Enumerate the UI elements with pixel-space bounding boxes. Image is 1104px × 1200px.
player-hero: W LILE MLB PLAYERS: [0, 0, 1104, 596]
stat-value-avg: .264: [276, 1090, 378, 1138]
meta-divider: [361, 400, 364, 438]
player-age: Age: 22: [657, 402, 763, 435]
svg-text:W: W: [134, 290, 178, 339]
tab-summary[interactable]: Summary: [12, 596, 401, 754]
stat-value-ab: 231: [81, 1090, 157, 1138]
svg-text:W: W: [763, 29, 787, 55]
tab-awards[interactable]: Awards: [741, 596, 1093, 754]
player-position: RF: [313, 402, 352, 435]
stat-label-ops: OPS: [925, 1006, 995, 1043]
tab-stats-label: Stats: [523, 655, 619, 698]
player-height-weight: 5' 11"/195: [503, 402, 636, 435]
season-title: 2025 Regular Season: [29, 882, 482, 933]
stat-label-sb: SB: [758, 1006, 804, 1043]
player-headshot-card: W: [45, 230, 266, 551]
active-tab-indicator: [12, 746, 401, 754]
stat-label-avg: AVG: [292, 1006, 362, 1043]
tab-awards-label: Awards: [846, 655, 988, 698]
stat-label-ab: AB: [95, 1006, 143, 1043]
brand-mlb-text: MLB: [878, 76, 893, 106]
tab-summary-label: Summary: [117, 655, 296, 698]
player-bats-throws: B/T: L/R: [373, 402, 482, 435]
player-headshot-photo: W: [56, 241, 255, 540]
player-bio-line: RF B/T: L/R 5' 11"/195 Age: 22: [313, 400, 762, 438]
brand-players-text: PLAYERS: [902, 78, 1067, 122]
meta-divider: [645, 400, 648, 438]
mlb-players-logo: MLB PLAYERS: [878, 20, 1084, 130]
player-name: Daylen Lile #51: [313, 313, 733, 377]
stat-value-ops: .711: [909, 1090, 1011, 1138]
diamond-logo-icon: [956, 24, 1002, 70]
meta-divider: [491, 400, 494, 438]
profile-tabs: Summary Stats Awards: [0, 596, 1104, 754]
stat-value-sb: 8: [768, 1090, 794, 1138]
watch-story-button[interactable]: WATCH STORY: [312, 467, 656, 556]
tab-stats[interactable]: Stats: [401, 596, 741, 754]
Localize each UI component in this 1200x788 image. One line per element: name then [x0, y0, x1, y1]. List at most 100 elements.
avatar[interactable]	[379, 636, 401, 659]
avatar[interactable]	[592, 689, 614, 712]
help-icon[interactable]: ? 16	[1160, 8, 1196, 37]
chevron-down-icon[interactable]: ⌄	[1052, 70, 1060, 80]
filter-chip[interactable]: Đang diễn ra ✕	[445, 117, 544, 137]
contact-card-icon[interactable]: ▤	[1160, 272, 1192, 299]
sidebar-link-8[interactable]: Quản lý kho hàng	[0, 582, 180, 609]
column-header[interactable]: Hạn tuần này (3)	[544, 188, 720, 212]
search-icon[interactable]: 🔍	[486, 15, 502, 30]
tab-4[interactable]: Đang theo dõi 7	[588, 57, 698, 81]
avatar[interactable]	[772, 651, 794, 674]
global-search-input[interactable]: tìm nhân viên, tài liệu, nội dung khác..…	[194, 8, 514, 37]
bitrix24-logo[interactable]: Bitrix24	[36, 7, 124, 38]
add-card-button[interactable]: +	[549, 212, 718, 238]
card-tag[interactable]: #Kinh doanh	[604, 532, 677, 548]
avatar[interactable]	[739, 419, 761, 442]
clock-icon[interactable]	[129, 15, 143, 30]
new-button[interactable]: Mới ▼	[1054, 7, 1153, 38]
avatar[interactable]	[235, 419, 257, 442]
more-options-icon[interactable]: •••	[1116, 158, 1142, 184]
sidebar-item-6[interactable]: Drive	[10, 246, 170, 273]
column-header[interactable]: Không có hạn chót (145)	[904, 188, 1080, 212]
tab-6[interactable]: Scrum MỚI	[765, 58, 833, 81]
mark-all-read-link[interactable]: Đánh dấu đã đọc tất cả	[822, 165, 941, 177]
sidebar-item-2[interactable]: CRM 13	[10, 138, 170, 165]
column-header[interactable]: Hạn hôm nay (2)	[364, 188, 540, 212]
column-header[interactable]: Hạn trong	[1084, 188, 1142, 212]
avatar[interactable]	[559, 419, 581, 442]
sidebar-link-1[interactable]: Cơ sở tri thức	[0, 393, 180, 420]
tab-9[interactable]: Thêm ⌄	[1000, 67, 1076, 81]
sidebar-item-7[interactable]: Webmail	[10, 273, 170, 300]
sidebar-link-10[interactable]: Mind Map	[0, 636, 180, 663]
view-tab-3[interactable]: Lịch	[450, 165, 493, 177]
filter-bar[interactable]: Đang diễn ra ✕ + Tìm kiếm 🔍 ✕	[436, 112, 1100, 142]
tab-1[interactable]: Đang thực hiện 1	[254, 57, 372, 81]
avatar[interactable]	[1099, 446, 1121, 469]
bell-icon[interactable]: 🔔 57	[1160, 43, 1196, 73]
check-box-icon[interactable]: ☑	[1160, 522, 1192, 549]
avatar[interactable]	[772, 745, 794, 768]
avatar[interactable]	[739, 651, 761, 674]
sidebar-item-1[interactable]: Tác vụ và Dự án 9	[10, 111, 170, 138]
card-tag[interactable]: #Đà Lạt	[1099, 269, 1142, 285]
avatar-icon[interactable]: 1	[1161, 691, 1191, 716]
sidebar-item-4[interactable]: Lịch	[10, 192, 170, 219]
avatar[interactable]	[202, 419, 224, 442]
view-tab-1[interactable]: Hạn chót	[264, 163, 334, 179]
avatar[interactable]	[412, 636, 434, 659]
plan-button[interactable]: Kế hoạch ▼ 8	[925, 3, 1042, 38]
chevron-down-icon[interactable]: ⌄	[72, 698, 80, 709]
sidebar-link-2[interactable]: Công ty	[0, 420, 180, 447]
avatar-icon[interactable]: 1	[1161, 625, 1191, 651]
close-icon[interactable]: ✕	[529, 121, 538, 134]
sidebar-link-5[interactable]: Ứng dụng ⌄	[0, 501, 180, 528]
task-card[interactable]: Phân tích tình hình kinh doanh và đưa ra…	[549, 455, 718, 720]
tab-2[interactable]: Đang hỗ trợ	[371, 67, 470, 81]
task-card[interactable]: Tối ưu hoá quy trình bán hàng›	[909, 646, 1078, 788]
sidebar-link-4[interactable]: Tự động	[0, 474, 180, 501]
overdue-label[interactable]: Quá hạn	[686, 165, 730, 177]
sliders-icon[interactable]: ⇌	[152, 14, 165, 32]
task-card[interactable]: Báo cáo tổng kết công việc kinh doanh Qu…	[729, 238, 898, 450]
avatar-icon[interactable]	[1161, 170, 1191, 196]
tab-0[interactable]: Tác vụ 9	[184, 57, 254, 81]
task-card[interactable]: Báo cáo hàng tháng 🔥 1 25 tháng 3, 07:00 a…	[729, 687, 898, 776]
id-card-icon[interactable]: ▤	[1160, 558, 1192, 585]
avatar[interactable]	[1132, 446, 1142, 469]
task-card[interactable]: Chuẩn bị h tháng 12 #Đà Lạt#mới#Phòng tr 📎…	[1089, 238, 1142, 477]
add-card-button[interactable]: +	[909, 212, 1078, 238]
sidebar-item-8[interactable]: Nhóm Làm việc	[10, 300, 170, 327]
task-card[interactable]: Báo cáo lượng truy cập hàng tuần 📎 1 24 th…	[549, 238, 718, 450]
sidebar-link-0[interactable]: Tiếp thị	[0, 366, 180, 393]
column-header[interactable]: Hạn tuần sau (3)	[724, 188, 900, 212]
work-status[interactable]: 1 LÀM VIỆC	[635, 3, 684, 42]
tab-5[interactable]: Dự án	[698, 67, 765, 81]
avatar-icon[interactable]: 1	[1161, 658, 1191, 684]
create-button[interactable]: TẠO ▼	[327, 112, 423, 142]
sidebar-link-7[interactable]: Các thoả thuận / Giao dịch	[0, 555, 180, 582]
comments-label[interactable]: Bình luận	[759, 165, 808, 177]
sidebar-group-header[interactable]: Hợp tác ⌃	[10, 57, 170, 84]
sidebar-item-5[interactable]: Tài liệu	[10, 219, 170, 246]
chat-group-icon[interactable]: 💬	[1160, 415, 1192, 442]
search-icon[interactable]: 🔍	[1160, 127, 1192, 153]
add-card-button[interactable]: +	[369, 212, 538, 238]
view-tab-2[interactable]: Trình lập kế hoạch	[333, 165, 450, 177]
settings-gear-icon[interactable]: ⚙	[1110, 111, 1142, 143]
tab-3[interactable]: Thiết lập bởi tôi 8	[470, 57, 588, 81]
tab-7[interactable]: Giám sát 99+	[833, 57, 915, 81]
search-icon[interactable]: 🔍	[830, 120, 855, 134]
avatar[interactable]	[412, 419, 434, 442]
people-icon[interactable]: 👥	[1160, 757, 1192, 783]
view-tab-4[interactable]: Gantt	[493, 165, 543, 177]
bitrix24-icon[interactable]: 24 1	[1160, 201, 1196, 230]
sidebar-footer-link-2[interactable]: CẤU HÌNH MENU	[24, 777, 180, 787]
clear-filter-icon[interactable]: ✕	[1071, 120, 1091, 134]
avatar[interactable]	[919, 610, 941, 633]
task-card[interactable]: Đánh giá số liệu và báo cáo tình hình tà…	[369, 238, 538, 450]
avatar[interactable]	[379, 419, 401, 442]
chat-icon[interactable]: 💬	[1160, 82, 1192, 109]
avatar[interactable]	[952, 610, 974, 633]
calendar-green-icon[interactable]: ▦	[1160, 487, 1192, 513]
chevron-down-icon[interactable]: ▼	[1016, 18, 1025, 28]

----

Please pick out and copy every line of the records containing the string "search". Case counts.

search-icon[interactable]: 🔍	[486, 15, 502, 30]
global-search-input[interactable]: tìm nhân viên, tài liệu, nội dung khác..…	[194, 8, 514, 37]
search-icon[interactable]: 🔍	[1160, 127, 1192, 153]
search-icon[interactable]: 🔍	[830, 120, 855, 134]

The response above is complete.